WRITTEN TASK
A verbatim copy of the records is required, with all pictures left out.

— start SUPPLIED DATA —

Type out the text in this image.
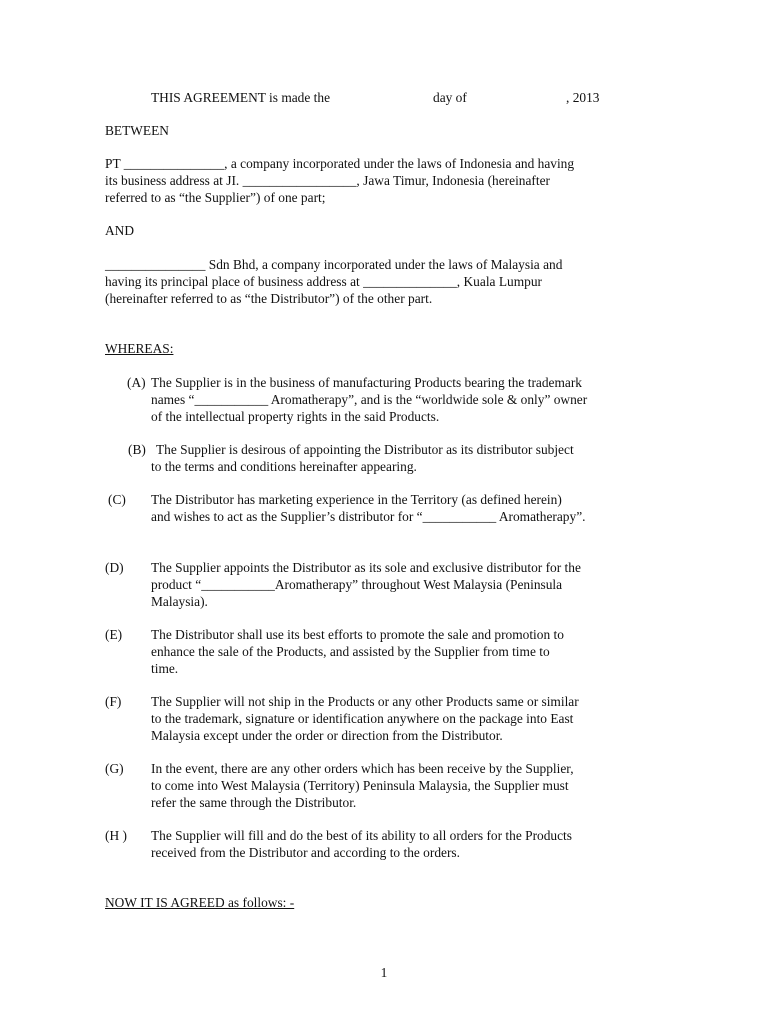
THIS AGREEMENT is made the	day of	, 2013
BETWEEN
PT _______________, a company incorporated under the laws of Indonesia and having
its business address at JI. _________________, Jawa Timur, Indonesia (hereinafter
referred to as “the Supplier”) of one part;
AND
_______________ Sdn Bhd, a company incorporated under the laws of Malaysia and
having its principal place of business address at ______________, Kuala Lumpur
(hereinafter referred to as “the Distributor”) of the other part.
WHEREAS:
(A) The Supplier is in the business of manufacturing Products bearing the trademark
names “___________ Aromatherapy”, and is the “worldwide sole & only” owner
of the intellectual property rights in the said Products.
(B) The Supplier is desirous of appointing the Distributor as its distributor subject
to the terms and conditions hereinafter appearing.
(C) The Distributor has marketing experience in the Territory (as defined herein)
and wishes to act as the Supplier’s distributor for “___________ Aromatherapy”.
(D) The Supplier appoints the Distributor as its sole and exclusive distributor for the
product “___________Aromatherapy” throughout West Malaysia (Peninsula
Malaysia).
(E) The Distributor shall use its best efforts to promote the sale and promotion to
enhance the sale of the Products, and assisted by the Supplier from time to
time.
(F) The Supplier will not ship in the Products or any other Products same or similar
to the trademark, signature or identification anywhere on the package into East
Malaysia except under the order or direction from the Distributor.
(G) In the event, there are any other orders which has been receive by the Supplier,
to come into West Malaysia (Territory) Peninsula Malaysia, the Supplier must
refer the same through the Distributor.
(H ) The Supplier will fill and do the best of its ability to all orders for the Products
received from the Distributor and according to the orders.
NOW IT IS AGREED as follows: -
1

— end SUPPLIED DATA —

THE SOLUTION
Type out the text in this image.
THIS AGREEMENT is made the	day of	, 2013
BETWEEN
PT _______________, a company incorporated under the laws of Indonesia and having
its business address at JI. _________________, Jawa Timur, Indonesia (hereinafter
referred to as “the Supplier”) of one part;
AND
_______________ Sdn Bhd, a company incorporated under the laws of Malaysia and
having its principal place of business address at ______________, Kuala Lumpur
(hereinafter referred to as “the Distributor”) of the other part.
WHEREAS:
(A) The Supplier is in the business of manufacturing Products bearing the trademark
names “___________ Aromatherapy”, and is the “worldwide sole & only” owner
of the intellectual property rights in the said Products.
(B) The Supplier is desirous of appointing the Distributor as its distributor subject
to the terms and conditions hereinafter appearing.
(C) The Distributor has marketing experience in the Territory (as defined herein)
and wishes to act as the Supplier’s distributor for “___________ Aromatherapy”.
(D) The Supplier appoints the Distributor as its sole and exclusive distributor for the
product “___________Aromatherapy” throughout West Malaysia (Peninsula
Malaysia).
(E) The Distributor shall use its best efforts to promote the sale and promotion to
enhance the sale of the Products, and assisted by the Supplier from time to
time.
(F) The Supplier will not ship in the Products or any other Products same or similar
to the trademark, signature or identification anywhere on the package into East
Malaysia except under the order or direction from the Distributor.
(G) In the event, there are any other orders which has been receive by the Supplier,
to come into West Malaysia (Territory) Peninsula Malaysia, the Supplier must
refer the same through the Distributor.
(H ) The Supplier will fill and do the best of its ability to all orders for the Products
received from the Distributor and according to the orders.
NOW IT IS AGREED as follows: -
1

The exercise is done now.